WHAT TO DO:
Every record must be repeated exactly, with no omission.

[Rows from a dataset]
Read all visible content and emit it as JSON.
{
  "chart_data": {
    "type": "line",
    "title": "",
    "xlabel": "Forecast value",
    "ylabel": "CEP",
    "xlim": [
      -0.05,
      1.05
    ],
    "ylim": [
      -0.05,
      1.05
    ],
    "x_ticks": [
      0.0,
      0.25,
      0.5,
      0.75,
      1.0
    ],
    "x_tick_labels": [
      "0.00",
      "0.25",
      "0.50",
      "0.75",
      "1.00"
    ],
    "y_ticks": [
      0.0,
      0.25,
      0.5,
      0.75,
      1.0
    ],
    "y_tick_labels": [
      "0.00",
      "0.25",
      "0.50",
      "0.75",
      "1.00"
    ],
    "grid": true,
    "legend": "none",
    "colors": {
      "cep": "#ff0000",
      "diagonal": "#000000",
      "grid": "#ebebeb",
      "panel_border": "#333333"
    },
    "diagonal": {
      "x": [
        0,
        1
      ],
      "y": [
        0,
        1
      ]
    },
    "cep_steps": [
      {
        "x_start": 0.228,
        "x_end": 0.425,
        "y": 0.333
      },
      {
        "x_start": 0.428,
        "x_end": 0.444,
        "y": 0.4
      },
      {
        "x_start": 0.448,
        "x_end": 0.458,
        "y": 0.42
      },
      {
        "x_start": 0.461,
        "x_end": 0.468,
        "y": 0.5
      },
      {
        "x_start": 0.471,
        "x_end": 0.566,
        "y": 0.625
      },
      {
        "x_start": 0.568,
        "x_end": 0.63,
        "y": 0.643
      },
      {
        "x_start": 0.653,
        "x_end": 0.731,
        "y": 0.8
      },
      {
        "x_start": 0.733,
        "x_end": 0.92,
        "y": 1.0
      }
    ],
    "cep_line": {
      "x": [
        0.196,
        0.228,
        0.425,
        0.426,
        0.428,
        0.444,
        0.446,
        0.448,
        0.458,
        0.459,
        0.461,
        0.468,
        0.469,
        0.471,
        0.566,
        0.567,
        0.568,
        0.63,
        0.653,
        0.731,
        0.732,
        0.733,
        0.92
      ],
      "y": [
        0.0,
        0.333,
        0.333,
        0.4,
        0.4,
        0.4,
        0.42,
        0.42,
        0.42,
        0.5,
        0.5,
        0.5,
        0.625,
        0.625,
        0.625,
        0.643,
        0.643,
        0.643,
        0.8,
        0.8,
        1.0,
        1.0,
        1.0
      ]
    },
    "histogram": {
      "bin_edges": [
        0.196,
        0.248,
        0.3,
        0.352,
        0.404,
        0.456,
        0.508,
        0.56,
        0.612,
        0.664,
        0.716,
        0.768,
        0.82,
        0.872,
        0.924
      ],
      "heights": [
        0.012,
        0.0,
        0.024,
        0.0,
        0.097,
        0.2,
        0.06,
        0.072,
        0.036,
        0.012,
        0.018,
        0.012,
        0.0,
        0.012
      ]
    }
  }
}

TASK ANSWER:
Read all visible content and emit it as JSON.
{
  "chart_data": {
    "type": "line",
    "title": "",
    "xlabel": "Forecast value",
    "ylabel": "CEP",
    "xlim": [
      -0.05,
      1.05
    ],
    "ylim": [
      -0.05,
      1.05
    ],
    "x_ticks": [
      0.0,
      0.25,
      0.5,
      0.75,
      1.0
    ],
    "x_tick_labels": [
      "0.00",
      "0.25",
      "0.50",
      "0.75",
      "1.00"
    ],
    "y_ticks": [
      0.0,
      0.25,
      0.5,
      0.75,
      1.0
    ],
    "y_tick_labels": [
      "0.00",
      "0.25",
      "0.50",
      "0.75",
      "1.00"
    ],
    "grid": true,
    "legend": "none",
    "colors": {
      "cep": "#ff0000",
      "diagonal": "#000000",
      "grid": "#ebebeb",
      "panel_border": "#333333"
    },
    "diagonal": {
      "x": [
        0,
        1
      ],
      "y": [
        0,
        1
      ]
    },
    "cep_steps": [
      {
        "x_start": 0.228,
        "x_end": 0.425,
        "y": 0.333
      },
      {
        "x_start": 0.428,
        "x_end": 0.444,
        "y": 0.4
      },
      {
        "x_start": 0.448,
        "x_end": 0.458,
        "y": 0.42
      },
      {
        "x_start": 0.461,
        "x_end": 0.468,
        "y": 0.5
      },
      {
        "x_start": 0.471,
        "x_end": 0.566,
        "y": 0.625
      },
      {
        "x_start": 0.568,
        "x_end": 0.63,
        "y": 0.643
      },
      {
        "x_start": 0.653,
        "x_end": 0.731,
        "y": 0.8
      },
      {
        "x_start": 0.733,
        "x_end": 0.92,
        "y": 1.0
      }
    ],
    "cep_line": {
      "x": [
        0.196,
        0.228,
        0.425,
        0.426,
        0.428,
        0.444,
        0.446,
        0.448,
        0.458,
        0.459,
        0.461,
        0.468,
        0.469,
        0.471,
        0.566,
        0.567,
        0.568,
        0.63,
        0.653,
        0.731,
        0.732,
        0.733,
        0.92
      ],
      "y": [
        0.0,
        0.333,
        0.333,
        0.4,
        0.4,
        0.4,
        0.42,
        0.42,
        0.42,
        0.5,
        0.5,
        0.5,
        0.625,
        0.625,
        0.625,
        0.643,
        0.643,
        0.643,
        0.8,
        0.8,
        1.0,
        1.0,
        1.0
      ]
    },
    "histogram": {
      "bin_edges": [
        0.196,
        0.248,
        0.3,
        0.352,
        0.404,
        0.456,
        0.508,
        0.56,
        0.612,
        0.664,
        0.716,
        0.768,
        0.82,
        0.872,
        0.924
      ],
      "heights": [
        0.012,
        0.0,
        0.024,
        0.0,
        0.097,
        0.2,
        0.06,
        0.072,
        0.036,
        0.012,
        0.018,
        0.012,
        0.0,
        0.012
      ]
    }
  }
}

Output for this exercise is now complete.